- _What needs to be done_: Without the pictures, output the records below word for word.

- _Given records_:
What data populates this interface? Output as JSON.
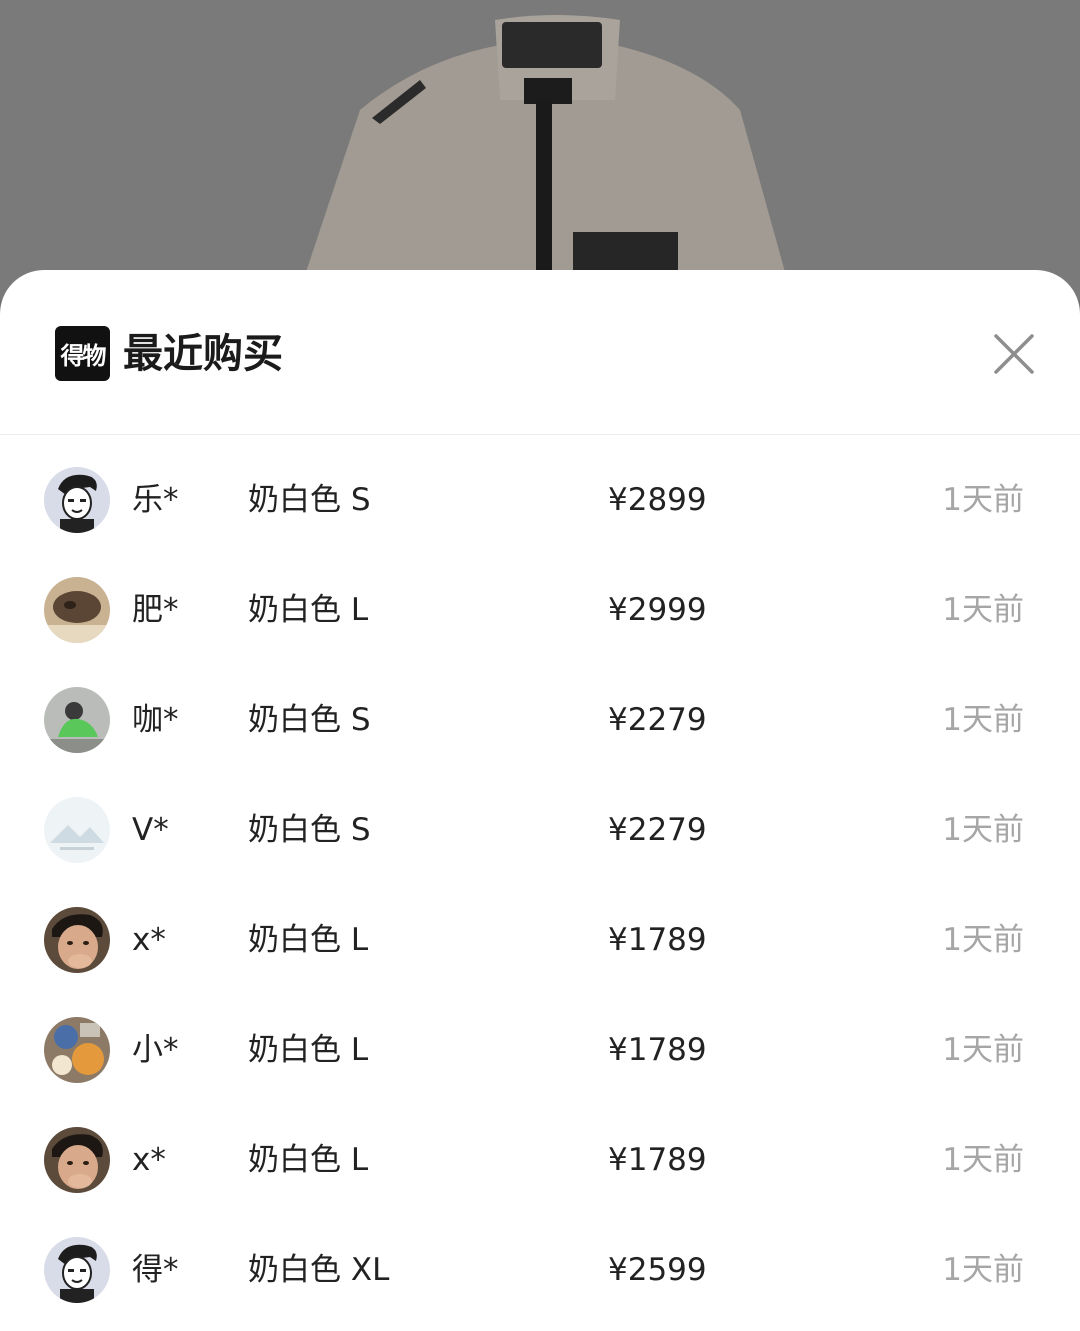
{
  "sheet": {
    "brand_logo_text": "得物",
    "title": "最近购买",
    "close_icon": "close-icon"
  },
  "purchases": [
    {
      "user": "乐*",
      "variant": "奶白色 S",
      "price": "¥2899",
      "time": "1天前",
      "avatar": "cartoon"
    },
    {
      "user": "肥*",
      "variant": "奶白色 L",
      "price": "¥2999",
      "time": "1天前",
      "avatar": "cat"
    },
    {
      "user": "咖*",
      "variant": "奶白色 S",
      "price": "¥2279",
      "time": "1天前",
      "avatar": "green"
    },
    {
      "user": "V*",
      "variant": "奶白色 S",
      "price": "¥2279",
      "time": "1天前",
      "avatar": "landscape"
    },
    {
      "user": "x*",
      "variant": "奶白色 L",
      "price": "¥1789",
      "time": "1天前",
      "avatar": "face"
    },
    {
      "user": "小*",
      "variant": "奶白色 L",
      "price": "¥1789",
      "time": "1天前",
      "avatar": "food"
    },
    {
      "user": "x*",
      "variant": "奶白色 L",
      "price": "¥1789",
      "time": "1天前",
      "avatar": "face"
    },
    {
      "user": "得*",
      "variant": "奶白色 XL",
      "price": "¥2599",
      "time": "1天前",
      "avatar": "cartoon"
    }
  ]
}
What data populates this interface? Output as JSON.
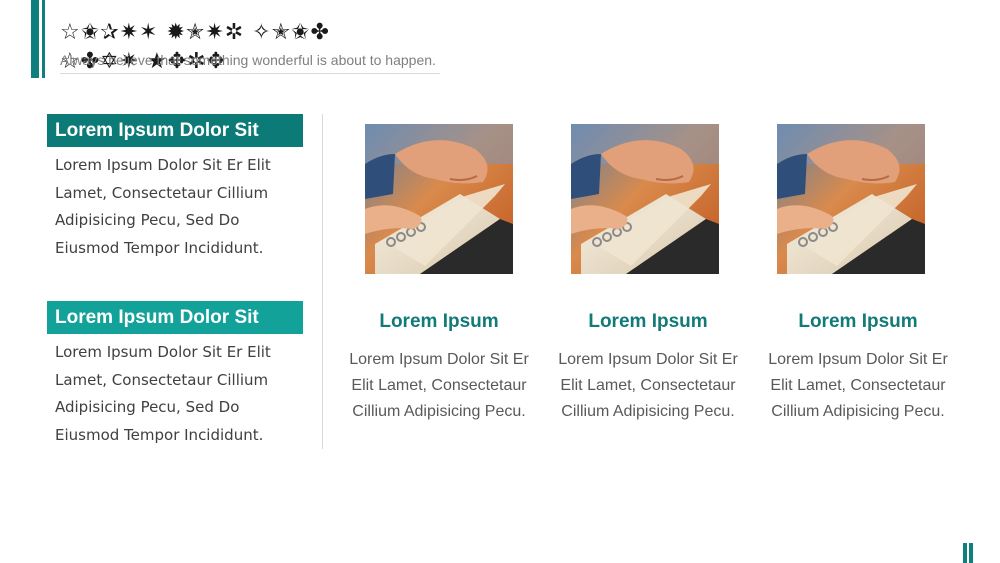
{
  "header": {
    "title_glyphs": "☆✬✰✷✶ ✹✭✷✲ ✧✭✬✤ ☆✤✡✷ ★✥✲✥",
    "subtitle": "Always believe that something wonderful is about to happen."
  },
  "sections": [
    {
      "heading": "Lorem Ipsum Dolor Sit",
      "body": "Lorem Ipsum Dolor Sit Er Elit Lamet, Consectetaur Cillium Adipisicing Pecu, Sed Do Eiusmod Tempor Incididunt."
    },
    {
      "heading": "Lorem Ipsum Dolor Sit",
      "body": "Lorem Ipsum Dolor Sit Er Elit Lamet, Consectetaur Cillium Adipisicing Pecu, Sed Do Eiusmod Tempor Incididunt."
    }
  ],
  "cards": [
    {
      "title": "Lorem Ipsum",
      "text": "Lorem Ipsum Dolor Sit Er Elit Lamet, Consectetaur Cillium Adipisicing Pecu."
    },
    {
      "title": "Lorem Ipsum",
      "text": "Lorem Ipsum Dolor Sit Er Elit Lamet, Consectetaur Cillium Adipisicing Pecu."
    },
    {
      "title": "Lorem Ipsum",
      "text": "Lorem Ipsum Dolor Sit Er Elit Lamet, Consectetaur Cillium Adipisicing Pecu."
    }
  ],
  "colors": {
    "accent_dark": "#0c7b78",
    "accent_light": "#13a29a",
    "card_title": "#127a78"
  }
}
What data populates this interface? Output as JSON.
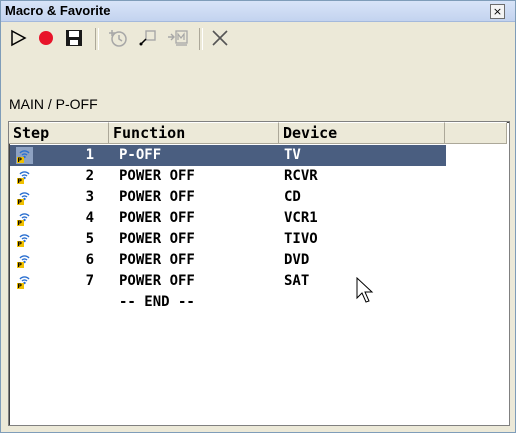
{
  "window": {
    "title": "Macro & Favorite",
    "close_label": "×"
  },
  "toolbar": {
    "buttons": [
      {
        "name": "play-icon"
      },
      {
        "name": "record-icon"
      },
      {
        "name": "save-icon"
      },
      {
        "name": "add-step-icon"
      },
      {
        "name": "insert-icon"
      },
      {
        "name": "macro-insert-icon"
      },
      {
        "name": "delete-icon"
      }
    ]
  },
  "path": "MAIN / P-OFF",
  "columns": [
    "Step",
    "Function",
    "Device"
  ],
  "rows": [
    {
      "step": "1",
      "function": "P-OFF",
      "device": "TV",
      "selected": true
    },
    {
      "step": "2",
      "function": "POWER OFF",
      "device": "RCVR"
    },
    {
      "step": "3",
      "function": "POWER OFF",
      "device": "CD"
    },
    {
      "step": "4",
      "function": "POWER OFF",
      "device": "VCR1"
    },
    {
      "step": "5",
      "function": "POWER OFF",
      "device": "TIVO"
    },
    {
      "step": "6",
      "function": "POWER OFF",
      "device": "DVD"
    },
    {
      "step": "7",
      "function": "POWER OFF",
      "device": "SAT"
    }
  ],
  "end_marker": "-- END --",
  "colors": {
    "selection": "#4a5e80",
    "record": "#e8142a"
  }
}
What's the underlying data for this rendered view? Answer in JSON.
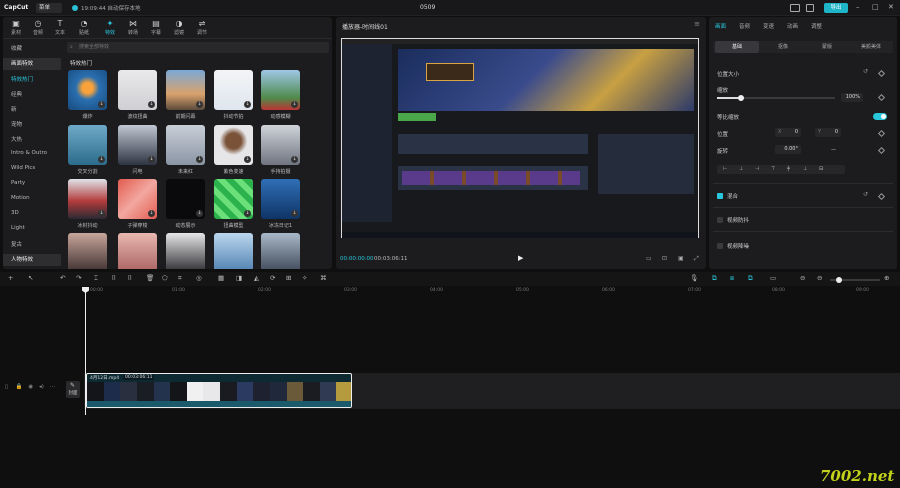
{
  "titlebar": {
    "logo": "CapCut",
    "menu": "菜单",
    "autosave": "19:09:44 自动保存本地",
    "title": "0509",
    "export": "导出"
  },
  "tools": [
    {
      "label": "素材",
      "icon": "▣"
    },
    {
      "label": "音频",
      "icon": "◷"
    },
    {
      "label": "文本",
      "icon": "T"
    },
    {
      "label": "贴纸",
      "icon": "◔"
    },
    {
      "label": "特效",
      "icon": "✦"
    },
    {
      "label": "转场",
      "icon": "⋈"
    },
    {
      "label": "字幕",
      "icon": "▤"
    },
    {
      "label": "滤镜",
      "icon": "◑"
    },
    {
      "label": "调节",
      "icon": "⇌"
    }
  ],
  "categories": [
    "收藏",
    "画面特效",
    "特效热门",
    "经典",
    "新",
    "宠物",
    "大热",
    "Intro & Outro",
    "Wild Pics",
    "Party",
    "Motion",
    "3D",
    "Light",
    "复古",
    "人物特效"
  ],
  "search_placeholder": "搜索全部特效",
  "section_title": "特效热门",
  "effects": [
    "爆炸",
    "波纹扭曲",
    "前期闪幕",
    "抖动节拍",
    "动感模糊",
    "交叉分割",
    "闪电",
    "未来红",
    "紫色变速",
    "手持拍摄",
    "冰封抖动",
    "子弹穿梭",
    "动态展示",
    "扭曲模型",
    "冰冻日记1",
    "",
    "",
    "",
    "",
    ""
  ],
  "player": {
    "title": "播放器-时间线01",
    "time_current": "00:00:00:00",
    "time_total": "00:03:06:11"
  },
  "right": {
    "tabs": [
      "画面",
      "音频",
      "变速",
      "动画",
      "调整"
    ],
    "subtabs": [
      "基础",
      "抠像",
      "蒙版",
      "美颜美体"
    ],
    "position_size": "位置大小",
    "scale_label": "缩放",
    "scale_value": "100%",
    "uniform_label": "等比缩放",
    "position_label": "位置",
    "x_label": "X",
    "x_value": "0",
    "y_label": "Y",
    "y_value": "0",
    "rotate_label": "旋转",
    "rotate_value": "0.00°",
    "rotate_extra": "—",
    "blend_label": "混合",
    "stabilize_label": "视频防抖",
    "denoise_label": "视频降噪"
  },
  "timeline": {
    "ticks": [
      "00:00",
      "01:00",
      "02:00",
      "03:00",
      "04:00",
      "05:00",
      "06:00",
      "07:00",
      "08:00",
      "09:00"
    ],
    "cover_label": "封面",
    "clip_name": "4月12日.mp4",
    "clip_duration": "00:03:06:11"
  },
  "watermark": "7002.net"
}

- _Response to the task_:
What data populates this interface? Output as JSON.
{
  "sheet": {
    "brand_logo_text": "得物",
    "title": "最近购买",
    "close_icon": "close-icon"
  },
  "purchases": [
    {
      "user": "乐*",
      "variant": "奶白色 S",
      "price": "¥2899",
      "time": "1天前",
      "avatar": "cartoon"
    },
    {
      "user": "肥*",
      "variant": "奶白色 L",
      "price": "¥2999",
      "time": "1天前",
      "avatar": "cat"
    },
    {
      "user": "咖*",
      "variant": "奶白色 S",
      "price": "¥2279",
      "time": "1天前",
      "avatar": "green"
    },
    {
      "user": "V*",
      "variant": "奶白色 S",
      "price": "¥2279",
      "time": "1天前",
      "avatar": "landscape"
    },
    {
      "user": "x*",
      "variant": "奶白色 L",
      "price": "¥1789",
      "time": "1天前",
      "avatar": "face"
    },
    {
      "user": "小*",
      "variant": "奶白色 L",
      "price": "¥1789",
      "time": "1天前",
      "avatar": "food"
    },
    {
      "user": "x*",
      "variant": "奶白色 L",
      "price": "¥1789",
      "time": "1天前",
      "avatar": "face"
    },
    {
      "user": "得*",
      "variant": "奶白色 XL",
      "price": "¥2599",
      "time": "1天前",
      "avatar": "cartoon"
    }
  ]
}
What data populates this interface? Output as JSON.
{
  "header": {
    "title_glyphs": "☆✬✰✷✶ ✹✭✷✲ ✧✭✬✤ ☆✤✡✷ ★✥✲✥",
    "subtitle": "Always believe that something wonderful is about to happen."
  },
  "sections": [
    {
      "heading": "Lorem Ipsum Dolor Sit",
      "body": "Lorem Ipsum Dolor Sit Er Elit Lamet, Consectetaur Cillium Adipisicing Pecu, Sed Do Eiusmod Tempor Incididunt."
    },
    {
      "heading": "Lorem Ipsum Dolor Sit",
      "body": "Lorem Ipsum Dolor Sit Er Elit Lamet, Consectetaur Cillium Adipisicing Pecu, Sed Do Eiusmod Tempor Incididunt."
    }
  ],
  "cards": [
    {
      "title": "Lorem Ipsum",
      "text": "Lorem Ipsum Dolor Sit Er Elit Lamet, Consectetaur Cillium Adipisicing Pecu."
    },
    {
      "title": "Lorem Ipsum",
      "text": "Lorem Ipsum Dolor Sit Er Elit Lamet, Consectetaur Cillium Adipisicing Pecu."
    },
    {
      "title": "Lorem Ipsum",
      "text": "Lorem Ipsum Dolor Sit Er Elit Lamet, Consectetaur Cillium Adipisicing Pecu."
    }
  ],
  "colors": {
    "accent_dark": "#0c7b78",
    "accent_light": "#13a29a",
    "card_title": "#127a78"
  }
}
What data populates this interface? Output as JSON.
{
  "window": {
    "title": "Macro & Favorite",
    "close_label": "×"
  },
  "toolbar": {
    "buttons": [
      {
        "name": "play-icon"
      },
      {
        "name": "record-icon"
      },
      {
        "name": "save-icon"
      },
      {
        "name": "add-step-icon"
      },
      {
        "name": "insert-icon"
      },
      {
        "name": "macro-insert-icon"
      },
      {
        "name": "delete-icon"
      }
    ]
  },
  "path": "MAIN / P-OFF",
  "columns": [
    "Step",
    "Function",
    "Device"
  ],
  "rows": [
    {
      "step": "1",
      "function": "P-OFF",
      "device": "TV",
      "selected": true
    },
    {
      "step": "2",
      "function": "POWER OFF",
      "device": "RCVR"
    },
    {
      "step": "3",
      "function": "POWER OFF",
      "device": "CD"
    },
    {
      "step": "4",
      "function": "POWER OFF",
      "device": "VCR1"
    },
    {
      "step": "5",
      "function": "POWER OFF",
      "device": "TIVO"
    },
    {
      "step": "6",
      "function": "POWER OFF",
      "device": "DVD"
    },
    {
      "step": "7",
      "function": "POWER OFF",
      "device": "SAT"
    }
  ],
  "end_marker": "-- END --",
  "colors": {
    "selection": "#4a5e80",
    "record": "#e8142a"
  }
}
What's the underlying data for this rendered view? Answer in JSON.
{
  "titlebar": {
    "logo": "CapCut",
    "menu": "菜单",
    "autosave": "19:09:44 自动保存本地",
    "title": "0509",
    "export": "导出"
  },
  "tools": [
    {
      "label": "素材",
      "icon": "▣"
    },
    {
      "label": "音频",
      "icon": "◷"
    },
    {
      "label": "文本",
      "icon": "T"
    },
    {
      "label": "贴纸",
      "icon": "◔"
    },
    {
      "label": "特效",
      "icon": "✦"
    },
    {
      "label": "转场",
      "icon": "⋈"
    },
    {
      "label": "字幕",
      "icon": "▤"
    },
    {
      "label": "滤镜",
      "icon": "◑"
    },
    {
      "label": "调节",
      "icon": "⇌"
    }
  ],
  "categories": [
    "收藏",
    "画面特效",
    "特效热门",
    "经典",
    "新",
    "宠物",
    "大热",
    "Intro & Outro",
    "Wild Pics",
    "Party",
    "Motion",
    "3D",
    "Light",
    "复古",
    "人物特效"
  ],
  "search_placeholder": "搜索全部特效",
  "section_title": "特效热门",
  "effects": [
    "爆炸",
    "波纹扭曲",
    "前期闪幕",
    "抖动节拍",
    "动感模糊",
    "交叉分割",
    "闪电",
    "未来红",
    "紫色变速",
    "手持拍摄",
    "冰封抖动",
    "子弹穿梭",
    "动态展示",
    "扭曲模型",
    "冰冻日记1",
    "",
    "",
    "",
    "",
    ""
  ],
  "player": {
    "title": "播放器-时间线01",
    "time_current": "00:00:00:00",
    "time_total": "00:03:06:11"
  },
  "right": {
    "tabs": [
      "画面",
      "音频",
      "变速",
      "动画",
      "调整"
    ],
    "subtabs": [
      "基础",
      "抠像",
      "蒙版",
      "美颜美体"
    ],
    "position_size": "位置大小",
    "scale_label": "缩放",
    "scale_value": "100%",
    "uniform_label": "等比缩放",
    "position_label": "位置",
    "x_label": "X",
    "x_value": "0",
    "y_label": "Y",
    "y_value": "0",
    "rotate_label": "旋转",
    "rotate_value": "0.00°",
    "rotate_extra": "—",
    "blend_label": "混合",
    "stabilize_label": "视频防抖",
    "denoise_label": "视频降噪"
  },
  "timeline": {
    "ticks": [
      "00:00",
      "01:00",
      "02:00",
      "03:00",
      "04:00",
      "05:00",
      "06:00",
      "07:00",
      "08:00",
      "09:00"
    ],
    "cover_label": "封面",
    "clip_name": "4月12日.mp4",
    "clip_duration": "00:03:06:11"
  },
  "watermark": "7002.net"
}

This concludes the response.